**STATED GOAL**
Write out the entire listing below exactly as it appears, minus any pictures.

**SUPPLIED ENTRIES**
#####

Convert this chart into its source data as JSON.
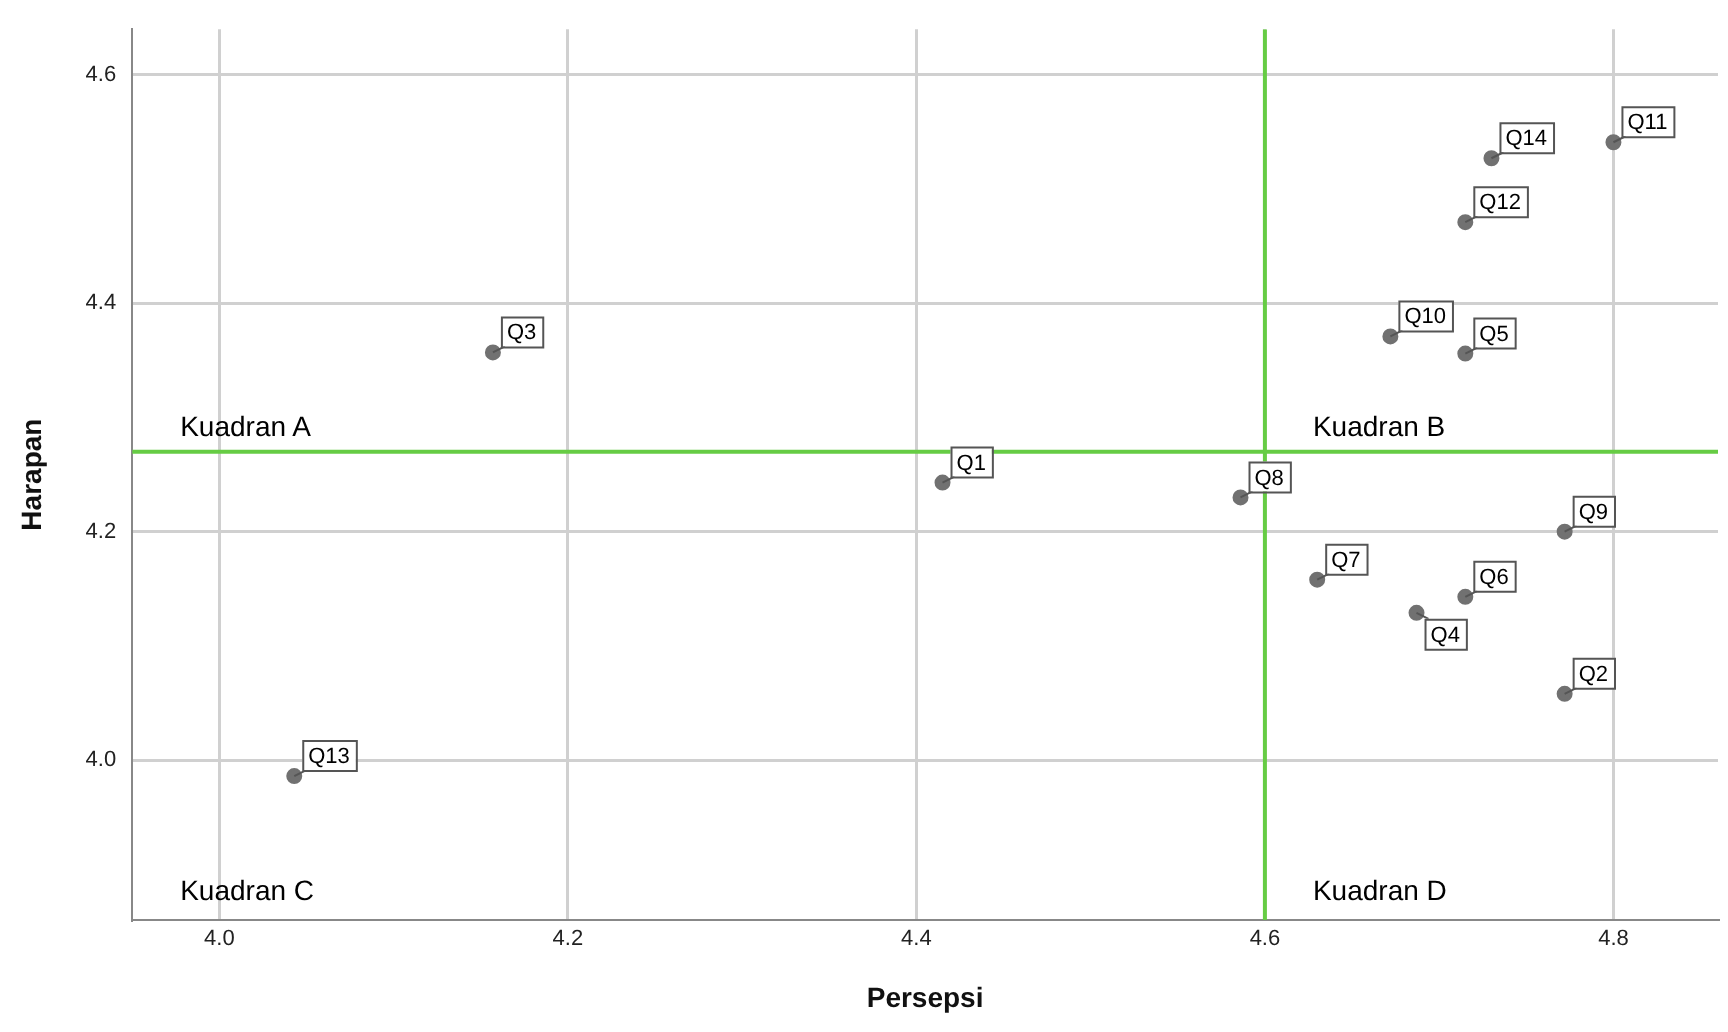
{
  "chart_data": {
    "type": "scatter",
    "xlabel": "Persepsi",
    "ylabel": "Harapan",
    "series": [
      {
        "color": "#717171",
        "x": [
          4.415,
          4.772,
          4.157,
          4.687,
          4.715,
          4.715,
          4.63,
          4.586,
          4.772,
          4.672,
          4.8,
          4.715,
          4.043,
          4.73
        ],
        "values": [
          4.243,
          4.058,
          4.357,
          4.129,
          4.356,
          4.143,
          4.158,
          4.23,
          4.2,
          4.371,
          4.541,
          4.471,
          3.986,
          4.527
        ]
      }
    ],
    "annotations": [
      {
        "text": "Q1",
        "x": 4.415,
        "y": 4.243
      },
      {
        "text": "Q2",
        "x": 4.772,
        "y": 4.058
      },
      {
        "text": "Q3",
        "x": 4.157,
        "y": 4.357
      },
      {
        "text": "Q4",
        "x": 4.687,
        "y": 4.129
      },
      {
        "text": "Q5",
        "x": 4.715,
        "y": 4.356
      },
      {
        "text": "Q6",
        "x": 4.715,
        "y": 4.143
      },
      {
        "text": "Q7",
        "x": 4.63,
        "y": 4.158
      },
      {
        "text": "Q8",
        "x": 4.586,
        "y": 4.23
      },
      {
        "text": "Q9",
        "x": 4.772,
        "y": 4.2
      },
      {
        "text": "Q10",
        "x": 4.672,
        "y": 4.371
      },
      {
        "text": "Q11",
        "x": 4.8,
        "y": 4.541
      },
      {
        "text": "Q12",
        "x": 4.715,
        "y": 4.471
      },
      {
        "text": "Q13",
        "x": 4.043,
        "y": 3.986
      },
      {
        "text": "Q14",
        "x": 4.73,
        "y": 4.527
      },
      "Kuadran A",
      "Kuadran B",
      "Kuadran C",
      "Kuadran D"
    ],
    "ref_lines": [
      {
        "axis": "x",
        "value": 4.6,
        "color": "#66cc44"
      },
      {
        "axis": "y",
        "value": 4.27,
        "color": "#66cc44"
      }
    ],
    "xlim": [
      3.95,
      4.86
    ],
    "ylim": [
      3.86,
      4.64
    ],
    "xticks": [
      {
        "value": 4,
        "label": "4.0"
      },
      4.2,
      4.4,
      4.6,
      4.8
    ],
    "yticks": [
      {
        "value": 4,
        "label": "4.0"
      },
      4.2,
      4.4,
      4.6
    ],
    "grid": true,
    "legend": false,
    "marker": "circle"
  }
}
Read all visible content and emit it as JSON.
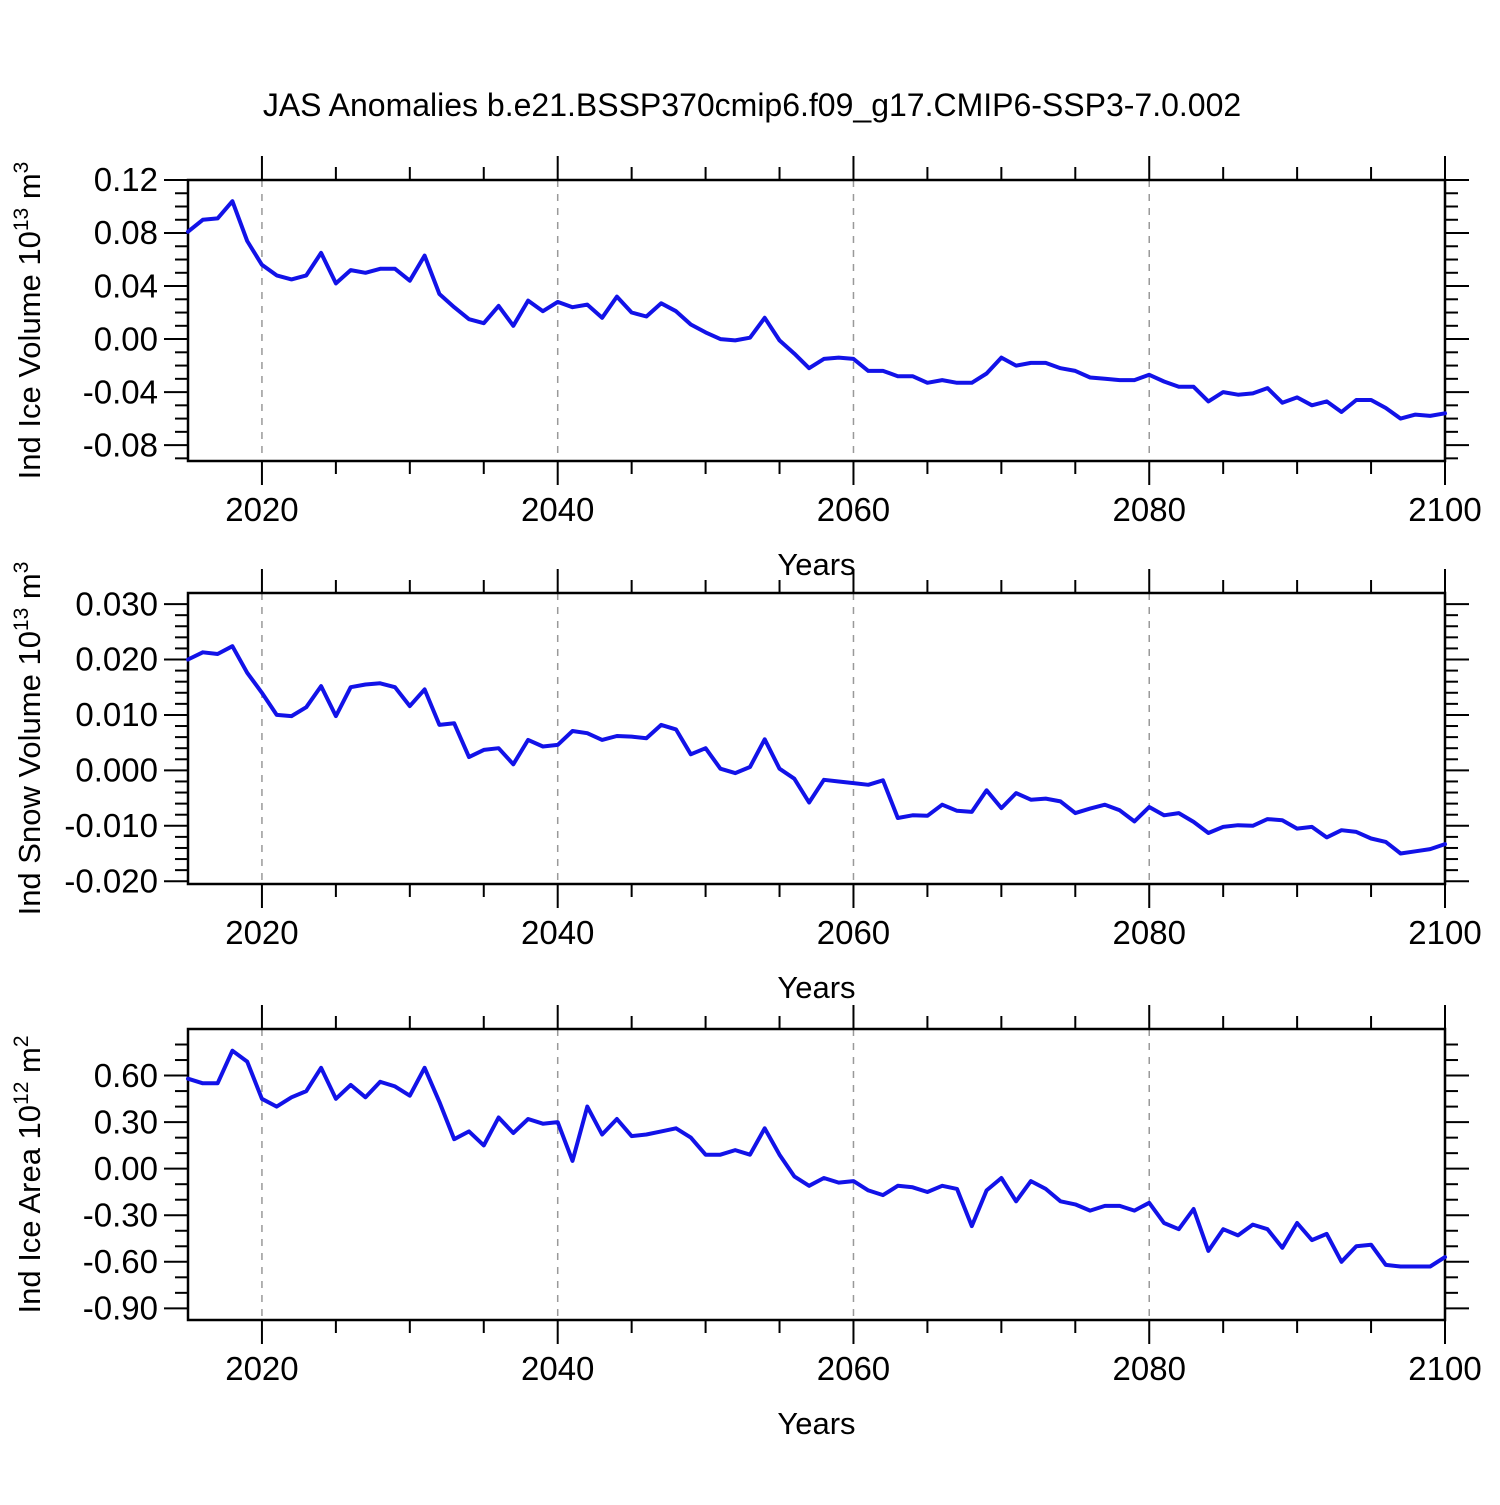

#####

**CORRECT ANSWER**
Convert this chart into its source data as JSON.
{
  "chart_data": {
    "type": "scatter",
    "xlabel": "Persepsi",
    "ylabel": "Harapan",
    "series": [
      {
        "color": "#717171",
        "x": [
          4.415,
          4.772,
          4.157,
          4.687,
          4.715,
          4.715,
          4.63,
          4.586,
          4.772,
          4.672,
          4.8,
          4.715,
          4.043,
          4.73
        ],
        "values": [
          4.243,
          4.058,
          4.357,
          4.129,
          4.356,
          4.143,
          4.158,
          4.23,
          4.2,
          4.371,
          4.541,
          4.471,
          3.986,
          4.527
        ]
      }
    ],
    "annotations": [
      {
        "text": "Q1",
        "x": 4.415,
        "y": 4.243
      },
      {
        "text": "Q2",
        "x": 4.772,
        "y": 4.058
      },
      {
        "text": "Q3",
        "x": 4.157,
        "y": 4.357
      },
      {
        "text": "Q4",
        "x": 4.687,
        "y": 4.129
      },
      {
        "text": "Q5",
        "x": 4.715,
        "y": 4.356
      },
      {
        "text": "Q6",
        "x": 4.715,
        "y": 4.143
      },
      {
        "text": "Q7",
        "x": 4.63,
        "y": 4.158
      },
      {
        "text": "Q8",
        "x": 4.586,
        "y": 4.23
      },
      {
        "text": "Q9",
        "x": 4.772,
        "y": 4.2
      },
      {
        "text": "Q10",
        "x": 4.672,
        "y": 4.371
      },
      {
        "text": "Q11",
        "x": 4.8,
        "y": 4.541
      },
      {
        "text": "Q12",
        "x": 4.715,
        "y": 4.471
      },
      {
        "text": "Q13",
        "x": 4.043,
        "y": 3.986
      },
      {
        "text": "Q14",
        "x": 4.73,
        "y": 4.527
      },
      "Kuadran A",
      "Kuadran B",
      "Kuadran C",
      "Kuadran D"
    ],
    "ref_lines": [
      {
        "axis": "x",
        "value": 4.6,
        "color": "#66cc44"
      },
      {
        "axis": "y",
        "value": 4.27,
        "color": "#66cc44"
      }
    ],
    "xlim": [
      3.95,
      4.86
    ],
    "ylim": [
      3.86,
      4.64
    ],
    "xticks": [
      {
        "value": 4,
        "label": "4.0"
      },
      4.2,
      4.4,
      4.6,
      4.8
    ],
    "yticks": [
      {
        "value": 4,
        "label": "4.0"
      },
      4.2,
      4.4,
      4.6
    ],
    "grid": true,
    "legend": false,
    "marker": "circle"
  }
}
Read all visible content and emit it as JSON.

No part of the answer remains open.